═══ DATASET RECORDS
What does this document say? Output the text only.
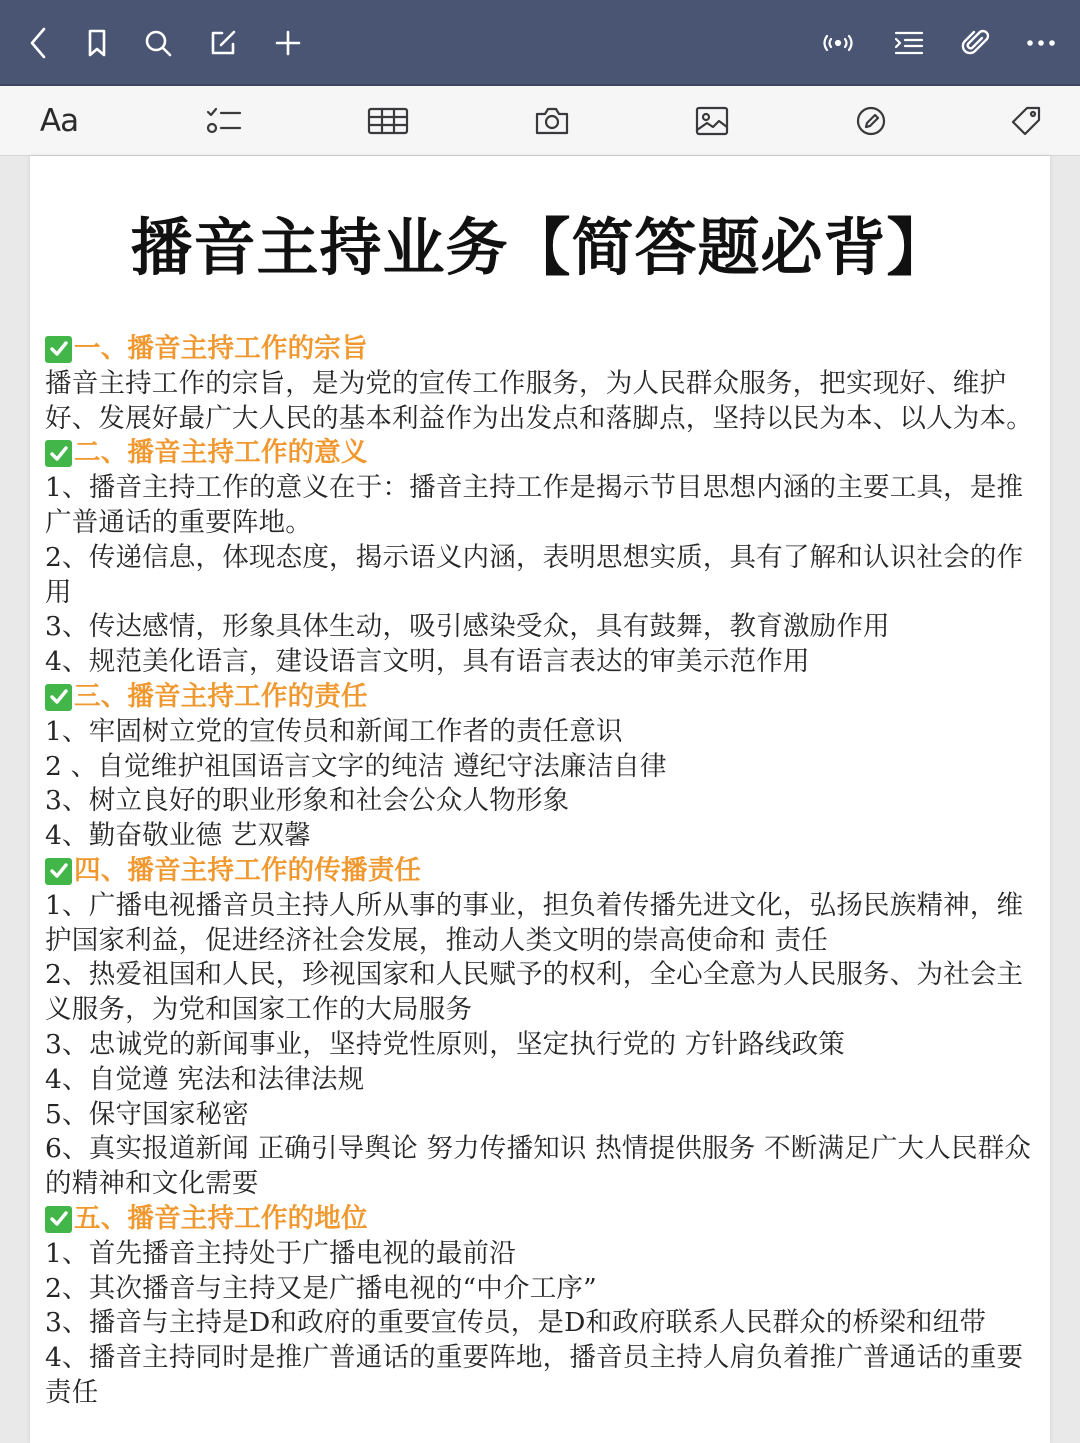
Aa
播音主持业务【简答题必背】
一、播音主持工作的宗旨
播音主持工作的宗旨，是为党的宣传工作服务，为人民群众服务，把实现好、维护好、发展好最广大人民的基本利益作为出发点和落脚点，坚持以民为本、以人为本。
二、播音主持工作的意义
1、播音主持工作的意义在于：播音主持工作是揭示节目思想内涵的主要工具，是推广普通话的重要阵地。
2、传递信息，体现态度，揭示语义内涵，表明思想实质，具有了解和认识社会的作用
3、传达感情，形象具体生动，吸引感染受众，具有鼓舞，教育激励作用
4、规范美化语言，建设语言文明，具有语言表达的审美示范作用
三、播音主持工作的责任
1、牢固树立党的宣传员和新闻工作者的责任意识
2 、自觉维护祖国语言文字的纯洁 遵纪守法廉洁自律
3、树立良好的职业形象和社会公众人物形象
4、勤奋敬业德 艺双馨
四、播音主持工作的传播责任
1、广播电视播音员主持人所从事的事业，担负着传播先进文化，弘扬民族精神，维护国家利益，促进经济社会发展，推动人类文明的崇高使命和 责任
2、热爱祖国和人民，珍视国家和人民赋予的权利，全心全意为人民服务、为社会主义服务，为党和国家工作的大局服务
3、忠诚党的新闻事业，坚持党性原则，坚定执行党的 方针路线政策
4、自觉遵 宪法和法律法规
5、保守国家秘密
6、真实报道新闻 正确引导舆论 努力传播知识 热情提供服务 不断满足广大人民群众的精神和文化需要
五、播音主持工作的地位
1、首先播音主持处于广播电视的最前沿
2、其次播音与主持又是广播电视的“中介工序”
3、播音与主持是D和政府的重要宣传员，是D和政府联系人民群众的桥梁和纽带
4、播音主持同时是推广普通话的重要阵地，播音员主持人肩负着推广普通话的重要责任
══════
> **WRITTEN EXERCISE**:
Where a line holds "播音主持工作的宗旨", copy that line.

> **FULL ANSWER**:
一、播音主持工作的宗旨
播音主持工作的宗旨，是为党的宣传工作服务，为人民群众服务，把实现好、维护好、发展好最广大人民的基本利益作为出发点和落脚点，坚持以民为本、以人为本。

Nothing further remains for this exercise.